#### [Your objective]
Output solely the number of lines containing the string "提高了教学效率".

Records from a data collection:
Begin

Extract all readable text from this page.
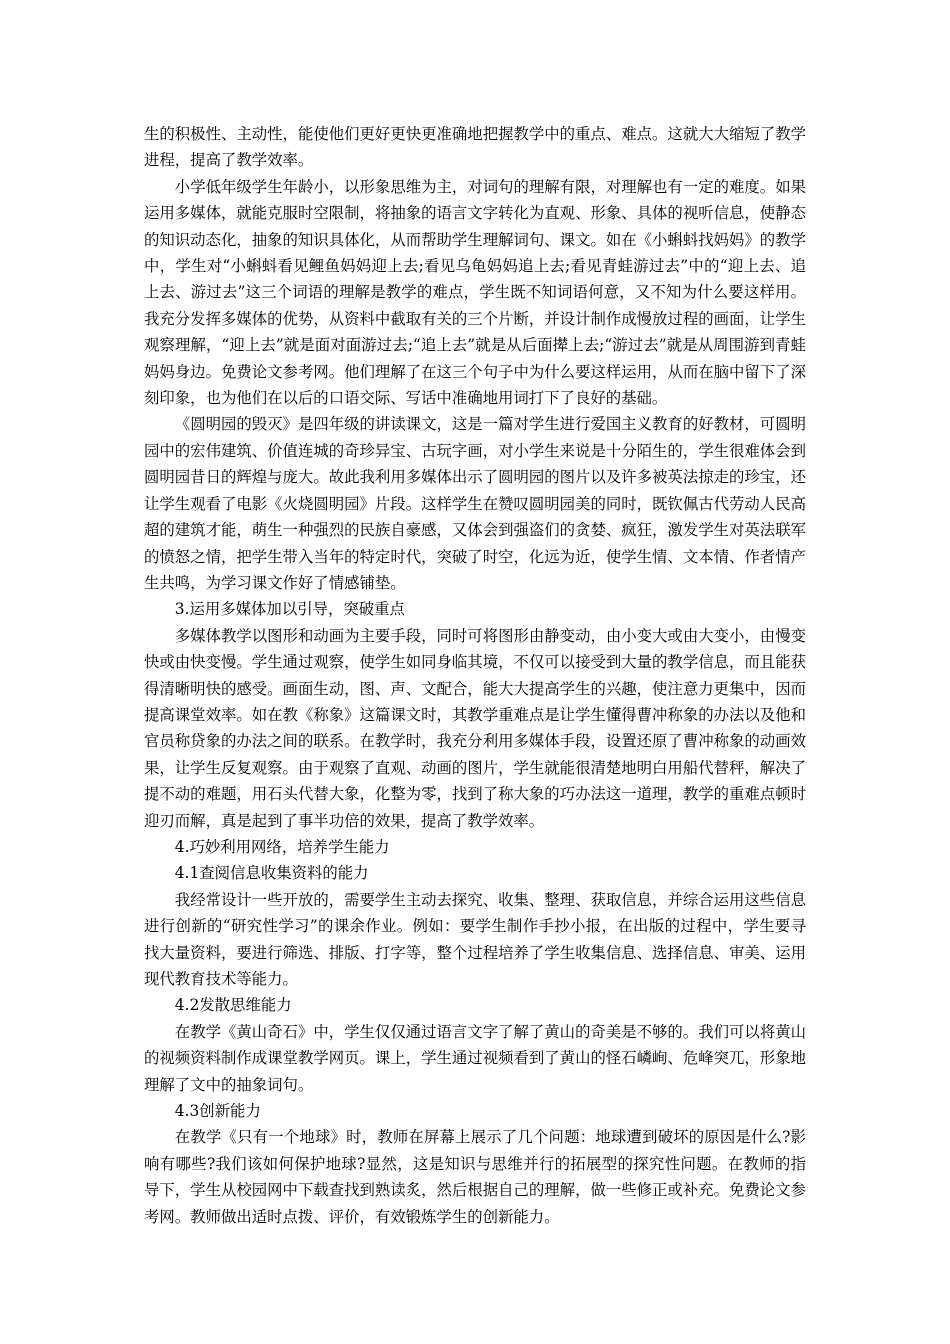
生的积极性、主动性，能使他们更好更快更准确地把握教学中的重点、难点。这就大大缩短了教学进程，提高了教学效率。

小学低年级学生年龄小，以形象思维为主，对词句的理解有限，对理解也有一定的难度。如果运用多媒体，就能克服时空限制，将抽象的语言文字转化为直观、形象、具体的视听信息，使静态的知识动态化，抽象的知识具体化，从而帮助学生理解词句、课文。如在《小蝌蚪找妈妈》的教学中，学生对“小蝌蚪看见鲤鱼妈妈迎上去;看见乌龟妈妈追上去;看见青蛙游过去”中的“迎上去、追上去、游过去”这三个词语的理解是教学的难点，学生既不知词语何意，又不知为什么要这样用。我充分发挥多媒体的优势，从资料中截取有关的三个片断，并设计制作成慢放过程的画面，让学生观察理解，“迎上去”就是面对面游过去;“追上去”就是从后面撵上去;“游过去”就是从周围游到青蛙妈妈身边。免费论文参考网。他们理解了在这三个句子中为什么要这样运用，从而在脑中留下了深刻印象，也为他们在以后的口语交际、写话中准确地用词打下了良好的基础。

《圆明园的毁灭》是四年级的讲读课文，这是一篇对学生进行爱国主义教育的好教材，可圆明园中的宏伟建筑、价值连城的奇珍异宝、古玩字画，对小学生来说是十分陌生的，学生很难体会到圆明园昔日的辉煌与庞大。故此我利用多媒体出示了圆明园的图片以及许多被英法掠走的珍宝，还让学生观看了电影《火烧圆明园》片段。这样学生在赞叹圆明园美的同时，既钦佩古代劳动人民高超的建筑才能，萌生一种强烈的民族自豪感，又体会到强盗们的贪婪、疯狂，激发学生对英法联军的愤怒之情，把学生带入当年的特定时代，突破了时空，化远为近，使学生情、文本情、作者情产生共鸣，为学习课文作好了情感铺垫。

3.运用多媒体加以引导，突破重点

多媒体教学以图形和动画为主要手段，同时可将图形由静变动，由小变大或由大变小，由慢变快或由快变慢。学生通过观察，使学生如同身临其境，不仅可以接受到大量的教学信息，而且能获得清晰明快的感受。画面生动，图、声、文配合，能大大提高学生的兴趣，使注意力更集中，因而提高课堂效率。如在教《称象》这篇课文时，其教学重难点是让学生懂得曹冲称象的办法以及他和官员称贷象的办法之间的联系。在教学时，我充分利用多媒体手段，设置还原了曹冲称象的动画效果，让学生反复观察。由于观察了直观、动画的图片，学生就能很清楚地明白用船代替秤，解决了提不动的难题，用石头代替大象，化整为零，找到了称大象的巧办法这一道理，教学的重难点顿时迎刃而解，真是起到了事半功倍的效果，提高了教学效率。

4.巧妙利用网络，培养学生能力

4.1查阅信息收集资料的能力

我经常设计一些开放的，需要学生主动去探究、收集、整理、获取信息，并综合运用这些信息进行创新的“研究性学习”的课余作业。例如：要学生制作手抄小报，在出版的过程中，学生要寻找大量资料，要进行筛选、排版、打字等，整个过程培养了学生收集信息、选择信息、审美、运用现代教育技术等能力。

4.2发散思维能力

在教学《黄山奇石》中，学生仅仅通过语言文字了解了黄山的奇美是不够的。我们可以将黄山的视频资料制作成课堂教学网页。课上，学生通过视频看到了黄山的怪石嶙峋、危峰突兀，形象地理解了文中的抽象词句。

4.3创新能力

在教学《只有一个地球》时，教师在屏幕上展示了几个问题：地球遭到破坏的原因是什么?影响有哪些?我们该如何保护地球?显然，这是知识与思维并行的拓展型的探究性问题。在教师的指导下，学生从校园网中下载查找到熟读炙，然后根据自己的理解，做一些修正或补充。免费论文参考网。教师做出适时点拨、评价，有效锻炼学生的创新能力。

End

#### [Solution below]
2